Repeat all of the data precisely.

>> begin Provided records

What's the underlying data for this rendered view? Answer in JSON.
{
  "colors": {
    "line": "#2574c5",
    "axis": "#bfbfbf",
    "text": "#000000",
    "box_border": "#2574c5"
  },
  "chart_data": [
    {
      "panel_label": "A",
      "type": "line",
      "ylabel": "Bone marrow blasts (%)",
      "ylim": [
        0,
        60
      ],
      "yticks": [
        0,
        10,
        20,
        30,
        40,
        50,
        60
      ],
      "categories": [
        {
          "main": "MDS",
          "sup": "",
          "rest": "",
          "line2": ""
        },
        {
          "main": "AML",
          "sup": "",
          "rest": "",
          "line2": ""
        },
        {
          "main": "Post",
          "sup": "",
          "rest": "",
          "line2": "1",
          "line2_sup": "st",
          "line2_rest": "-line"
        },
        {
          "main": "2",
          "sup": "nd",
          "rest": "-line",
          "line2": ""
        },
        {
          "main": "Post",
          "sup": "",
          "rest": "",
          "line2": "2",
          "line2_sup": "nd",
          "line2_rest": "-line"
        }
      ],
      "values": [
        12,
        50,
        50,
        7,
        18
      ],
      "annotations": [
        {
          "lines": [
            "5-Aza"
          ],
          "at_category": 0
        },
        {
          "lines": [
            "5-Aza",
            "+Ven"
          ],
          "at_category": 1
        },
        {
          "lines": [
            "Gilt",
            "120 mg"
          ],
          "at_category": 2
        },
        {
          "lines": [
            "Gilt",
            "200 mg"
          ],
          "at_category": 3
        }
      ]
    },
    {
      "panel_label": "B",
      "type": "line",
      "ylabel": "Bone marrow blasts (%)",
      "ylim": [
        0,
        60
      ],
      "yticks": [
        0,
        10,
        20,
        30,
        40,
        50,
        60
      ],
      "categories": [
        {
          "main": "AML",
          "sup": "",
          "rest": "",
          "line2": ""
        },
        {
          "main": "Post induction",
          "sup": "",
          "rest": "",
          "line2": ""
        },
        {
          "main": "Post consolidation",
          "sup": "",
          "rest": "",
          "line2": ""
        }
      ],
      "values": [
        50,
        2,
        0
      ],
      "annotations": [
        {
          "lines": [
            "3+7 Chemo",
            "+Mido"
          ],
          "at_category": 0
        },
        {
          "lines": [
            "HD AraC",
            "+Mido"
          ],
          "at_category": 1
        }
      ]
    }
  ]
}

>> end Provided records

**Written response**
What's the underlying data for this rendered view? Answer in JSON.
{
  "colors": {
    "line": "#2574c5",
    "axis": "#bfbfbf",
    "text": "#000000",
    "box_border": "#2574c5"
  },
  "chart_data": [
    {
      "panel_label": "A",
      "type": "line",
      "ylabel": "Bone marrow blasts (%)",
      "ylim": [
        0,
        60
      ],
      "yticks": [
        0,
        10,
        20,
        30,
        40,
        50,
        60
      ],
      "categories": [
        {
          "main": "MDS",
          "sup": "",
          "rest": "",
          "line2": ""
        },
        {
          "main": "AML",
          "sup": "",
          "rest": "",
          "line2": ""
        },
        {
          "main": "Post",
          "sup": "",
          "rest": "",
          "line2": "1",
          "line2_sup": "st",
          "line2_rest": "-line"
        },
        {
          "main": "2",
          "sup": "nd",
          "rest": "-line",
          "line2": ""
        },
        {
          "main": "Post",
          "sup": "",
          "rest": "",
          "line2": "2",
          "line2_sup": "nd",
          "line2_rest": "-line"
        }
      ],
      "values": [
        12,
        50,
        50,
        7,
        18
      ],
      "annotations": [
        {
          "lines": [
            "5-Aza"
          ],
          "at_category": 0
        },
        {
          "lines": [
            "5-Aza",
            "+Ven"
          ],
          "at_category": 1
        },
        {
          "lines": [
            "Gilt",
            "120 mg"
          ],
          "at_category": 2
        },
        {
          "lines": [
            "Gilt",
            "200 mg"
          ],
          "at_category": 3
        }
      ]
    },
    {
      "panel_label": "B",
      "type": "line",
      "ylabel": "Bone marrow blasts (%)",
      "ylim": [
        0,
        60
      ],
      "yticks": [
        0,
        10,
        20,
        30,
        40,
        50,
        60
      ],
      "categories": [
        {
          "main": "AML",
          "sup": "",
          "rest": "",
          "line2": ""
        },
        {
          "main": "Post induction",
          "sup": "",
          "rest": "",
          "line2": ""
        },
        {
          "main": "Post consolidation",
          "sup": "",
          "rest": "",
          "line2": ""
        }
      ],
      "values": [
        50,
        2,
        0
      ],
      "annotations": [
        {
          "lines": [
            "3+7 Chemo",
            "+Mido"
          ],
          "at_category": 0
        },
        {
          "lines": [
            "HD AraC",
            "+Mido"
          ],
          "at_category": 1
        }
      ]
    }
  ]
}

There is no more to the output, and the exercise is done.